** Do this **
Beneath this sentence is a set of records; write each of them out exactly.

** Data for this task **

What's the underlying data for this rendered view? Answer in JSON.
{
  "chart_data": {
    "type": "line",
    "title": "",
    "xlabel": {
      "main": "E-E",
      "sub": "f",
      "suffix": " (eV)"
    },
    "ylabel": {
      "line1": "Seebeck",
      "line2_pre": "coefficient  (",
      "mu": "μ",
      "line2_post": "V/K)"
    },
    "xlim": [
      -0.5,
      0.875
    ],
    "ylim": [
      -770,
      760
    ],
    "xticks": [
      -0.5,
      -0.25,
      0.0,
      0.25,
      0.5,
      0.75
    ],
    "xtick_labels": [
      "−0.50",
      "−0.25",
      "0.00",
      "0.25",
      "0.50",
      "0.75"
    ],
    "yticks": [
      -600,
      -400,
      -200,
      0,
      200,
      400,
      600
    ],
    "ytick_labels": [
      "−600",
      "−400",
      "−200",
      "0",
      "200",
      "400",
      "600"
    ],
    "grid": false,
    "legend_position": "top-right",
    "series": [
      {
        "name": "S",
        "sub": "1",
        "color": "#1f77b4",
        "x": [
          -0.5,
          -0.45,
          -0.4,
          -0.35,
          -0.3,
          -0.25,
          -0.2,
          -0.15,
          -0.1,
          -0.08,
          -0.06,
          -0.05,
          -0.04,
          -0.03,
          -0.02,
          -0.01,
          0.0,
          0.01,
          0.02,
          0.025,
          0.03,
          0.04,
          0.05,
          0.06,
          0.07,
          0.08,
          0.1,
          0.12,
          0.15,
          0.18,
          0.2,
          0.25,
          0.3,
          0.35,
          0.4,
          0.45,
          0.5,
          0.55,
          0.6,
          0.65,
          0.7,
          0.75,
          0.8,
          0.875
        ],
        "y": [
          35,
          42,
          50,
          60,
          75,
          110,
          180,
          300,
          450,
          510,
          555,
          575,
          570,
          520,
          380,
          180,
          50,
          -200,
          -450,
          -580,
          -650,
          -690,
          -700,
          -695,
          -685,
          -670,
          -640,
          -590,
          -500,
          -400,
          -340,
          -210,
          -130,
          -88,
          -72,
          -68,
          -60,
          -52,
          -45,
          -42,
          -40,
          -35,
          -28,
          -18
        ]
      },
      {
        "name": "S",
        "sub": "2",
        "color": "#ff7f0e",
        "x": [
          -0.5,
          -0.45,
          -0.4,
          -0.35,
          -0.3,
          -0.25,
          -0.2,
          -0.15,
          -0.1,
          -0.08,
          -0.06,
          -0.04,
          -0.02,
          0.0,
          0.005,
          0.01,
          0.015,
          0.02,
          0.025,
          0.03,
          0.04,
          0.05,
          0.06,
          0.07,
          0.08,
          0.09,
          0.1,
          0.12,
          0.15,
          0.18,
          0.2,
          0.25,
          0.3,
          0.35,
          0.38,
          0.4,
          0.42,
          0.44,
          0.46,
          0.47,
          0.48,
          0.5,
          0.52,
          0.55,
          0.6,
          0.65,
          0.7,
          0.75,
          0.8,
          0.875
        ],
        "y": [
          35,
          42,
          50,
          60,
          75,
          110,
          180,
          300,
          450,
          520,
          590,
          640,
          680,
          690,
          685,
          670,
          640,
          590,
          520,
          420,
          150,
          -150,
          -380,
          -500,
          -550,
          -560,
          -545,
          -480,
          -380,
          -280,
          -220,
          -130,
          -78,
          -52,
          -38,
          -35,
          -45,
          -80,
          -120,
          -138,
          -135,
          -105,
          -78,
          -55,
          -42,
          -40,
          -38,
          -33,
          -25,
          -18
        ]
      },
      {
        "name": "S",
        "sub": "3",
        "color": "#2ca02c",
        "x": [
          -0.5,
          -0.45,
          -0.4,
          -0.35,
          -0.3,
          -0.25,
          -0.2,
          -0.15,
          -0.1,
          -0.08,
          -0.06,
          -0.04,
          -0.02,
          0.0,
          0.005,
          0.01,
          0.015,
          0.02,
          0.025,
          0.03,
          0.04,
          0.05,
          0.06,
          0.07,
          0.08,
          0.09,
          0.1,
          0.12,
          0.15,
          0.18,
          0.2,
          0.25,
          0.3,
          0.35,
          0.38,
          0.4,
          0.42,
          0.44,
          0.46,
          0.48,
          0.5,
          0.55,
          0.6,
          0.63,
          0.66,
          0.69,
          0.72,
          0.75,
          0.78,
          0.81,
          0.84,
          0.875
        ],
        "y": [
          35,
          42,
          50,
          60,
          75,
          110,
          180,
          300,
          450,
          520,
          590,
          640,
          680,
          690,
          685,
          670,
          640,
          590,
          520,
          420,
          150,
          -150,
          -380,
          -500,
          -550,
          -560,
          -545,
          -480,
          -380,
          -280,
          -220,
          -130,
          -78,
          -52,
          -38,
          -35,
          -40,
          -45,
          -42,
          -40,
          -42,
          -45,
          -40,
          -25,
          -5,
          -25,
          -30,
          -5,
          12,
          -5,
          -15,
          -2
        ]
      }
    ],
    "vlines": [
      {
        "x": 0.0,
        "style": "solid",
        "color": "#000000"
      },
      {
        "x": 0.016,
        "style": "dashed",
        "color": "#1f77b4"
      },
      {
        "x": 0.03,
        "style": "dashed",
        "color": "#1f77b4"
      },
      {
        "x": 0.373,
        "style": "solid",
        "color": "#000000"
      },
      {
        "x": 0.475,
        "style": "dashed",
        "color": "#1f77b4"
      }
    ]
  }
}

** Finished answer **
What's the underlying data for this rendered view? Answer in JSON.
{
  "chart_data": {
    "type": "line",
    "title": "",
    "xlabel": {
      "main": "E-E",
      "sub": "f",
      "suffix": " (eV)"
    },
    "ylabel": {
      "line1": "Seebeck",
      "line2_pre": "coefficient  (",
      "mu": "μ",
      "line2_post": "V/K)"
    },
    "xlim": [
      -0.5,
      0.875
    ],
    "ylim": [
      -770,
      760
    ],
    "xticks": [
      -0.5,
      -0.25,
      0.0,
      0.25,
      0.5,
      0.75
    ],
    "xtick_labels": [
      "−0.50",
      "−0.25",
      "0.00",
      "0.25",
      "0.50",
      "0.75"
    ],
    "yticks": [
      -600,
      -400,
      -200,
      0,
      200,
      400,
      600
    ],
    "ytick_labels": [
      "−600",
      "−400",
      "−200",
      "0",
      "200",
      "400",
      "600"
    ],
    "grid": false,
    "legend_position": "top-right",
    "series": [
      {
        "name": "S",
        "sub": "1",
        "color": "#1f77b4",
        "x": [
          -0.5,
          -0.45,
          -0.4,
          -0.35,
          -0.3,
          -0.25,
          -0.2,
          -0.15,
          -0.1,
          -0.08,
          -0.06,
          -0.05,
          -0.04,
          -0.03,
          -0.02,
          -0.01,
          0.0,
          0.01,
          0.02,
          0.025,
          0.03,
          0.04,
          0.05,
          0.06,
          0.07,
          0.08,
          0.1,
          0.12,
          0.15,
          0.18,
          0.2,
          0.25,
          0.3,
          0.35,
          0.4,
          0.45,
          0.5,
          0.55,
          0.6,
          0.65,
          0.7,
          0.75,
          0.8,
          0.875
        ],
        "y": [
          35,
          42,
          50,
          60,
          75,
          110,
          180,
          300,
          450,
          510,
          555,
          575,
          570,
          520,
          380,
          180,
          50,
          -200,
          -450,
          -580,
          -650,
          -690,
          -700,
          -695,
          -685,
          -670,
          -640,
          -590,
          -500,
          -400,
          -340,
          -210,
          -130,
          -88,
          -72,
          -68,
          -60,
          -52,
          -45,
          -42,
          -40,
          -35,
          -28,
          -18
        ]
      },
      {
        "name": "S",
        "sub": "2",
        "color": "#ff7f0e",
        "x": [
          -0.5,
          -0.45,
          -0.4,
          -0.35,
          -0.3,
          -0.25,
          -0.2,
          -0.15,
          -0.1,
          -0.08,
          -0.06,
          -0.04,
          -0.02,
          0.0,
          0.005,
          0.01,
          0.015,
          0.02,
          0.025,
          0.03,
          0.04,
          0.05,
          0.06,
          0.07,
          0.08,
          0.09,
          0.1,
          0.12,
          0.15,
          0.18,
          0.2,
          0.25,
          0.3,
          0.35,
          0.38,
          0.4,
          0.42,
          0.44,
          0.46,
          0.47,
          0.48,
          0.5,
          0.52,
          0.55,
          0.6,
          0.65,
          0.7,
          0.75,
          0.8,
          0.875
        ],
        "y": [
          35,
          42,
          50,
          60,
          75,
          110,
          180,
          300,
          450,
          520,
          590,
          640,
          680,
          690,
          685,
          670,
          640,
          590,
          520,
          420,
          150,
          -150,
          -380,
          -500,
          -550,
          -560,
          -545,
          -480,
          -380,
          -280,
          -220,
          -130,
          -78,
          -52,
          -38,
          -35,
          -45,
          -80,
          -120,
          -138,
          -135,
          -105,
          -78,
          -55,
          -42,
          -40,
          -38,
          -33,
          -25,
          -18
        ]
      },
      {
        "name": "S",
        "sub": "3",
        "color": "#2ca02c",
        "x": [
          -0.5,
          -0.45,
          -0.4,
          -0.35,
          -0.3,
          -0.25,
          -0.2,
          -0.15,
          -0.1,
          -0.08,
          -0.06,
          -0.04,
          -0.02,
          0.0,
          0.005,
          0.01,
          0.015,
          0.02,
          0.025,
          0.03,
          0.04,
          0.05,
          0.06,
          0.07,
          0.08,
          0.09,
          0.1,
          0.12,
          0.15,
          0.18,
          0.2,
          0.25,
          0.3,
          0.35,
          0.38,
          0.4,
          0.42,
          0.44,
          0.46,
          0.48,
          0.5,
          0.55,
          0.6,
          0.63,
          0.66,
          0.69,
          0.72,
          0.75,
          0.78,
          0.81,
          0.84,
          0.875
        ],
        "y": [
          35,
          42,
          50,
          60,
          75,
          110,
          180,
          300,
          450,
          520,
          590,
          640,
          680,
          690,
          685,
          670,
          640,
          590,
          520,
          420,
          150,
          -150,
          -380,
          -500,
          -550,
          -560,
          -545,
          -480,
          -380,
          -280,
          -220,
          -130,
          -78,
          -52,
          -38,
          -35,
          -40,
          -45,
          -42,
          -40,
          -42,
          -45,
          -40,
          -25,
          -5,
          -25,
          -30,
          -5,
          12,
          -5,
          -15,
          -2
        ]
      }
    ],
    "vlines": [
      {
        "x": 0.0,
        "style": "solid",
        "color": "#000000"
      },
      {
        "x": 0.016,
        "style": "dashed",
        "color": "#1f77b4"
      },
      {
        "x": 0.03,
        "style": "dashed",
        "color": "#1f77b4"
      },
      {
        "x": 0.373,
        "style": "solid",
        "color": "#000000"
      },
      {
        "x": 0.475,
        "style": "dashed",
        "color": "#1f77b4"
      }
    ]
  }
}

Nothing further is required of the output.